▸ THE EXERCISE:
Gather all lines in the entries that include the word "type".

** Begin PROVIDED ENTRIES **

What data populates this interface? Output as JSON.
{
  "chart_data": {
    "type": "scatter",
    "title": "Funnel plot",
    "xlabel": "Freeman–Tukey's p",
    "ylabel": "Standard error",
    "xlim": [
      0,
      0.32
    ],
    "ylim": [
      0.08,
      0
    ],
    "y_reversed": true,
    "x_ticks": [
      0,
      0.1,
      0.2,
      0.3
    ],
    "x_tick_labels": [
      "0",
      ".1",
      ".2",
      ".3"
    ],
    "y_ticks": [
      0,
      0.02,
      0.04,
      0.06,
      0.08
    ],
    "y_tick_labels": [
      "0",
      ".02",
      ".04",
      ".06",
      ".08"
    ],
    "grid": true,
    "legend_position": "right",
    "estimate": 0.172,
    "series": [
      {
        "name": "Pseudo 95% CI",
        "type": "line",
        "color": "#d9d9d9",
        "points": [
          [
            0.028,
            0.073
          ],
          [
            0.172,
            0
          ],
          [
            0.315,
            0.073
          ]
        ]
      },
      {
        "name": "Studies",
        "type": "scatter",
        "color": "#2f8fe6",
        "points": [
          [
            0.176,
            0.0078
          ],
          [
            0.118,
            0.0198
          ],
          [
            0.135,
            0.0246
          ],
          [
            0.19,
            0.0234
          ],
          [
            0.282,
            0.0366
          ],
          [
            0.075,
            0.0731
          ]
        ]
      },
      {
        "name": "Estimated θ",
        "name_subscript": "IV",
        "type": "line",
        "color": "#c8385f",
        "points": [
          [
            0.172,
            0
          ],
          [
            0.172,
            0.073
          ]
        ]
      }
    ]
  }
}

** End PROVIDED ENTRIES **

▸ RESULT OF THE TASK:
    "type": "scatter",
        "type": "line",
        "type": "scatter",
        "type": "line",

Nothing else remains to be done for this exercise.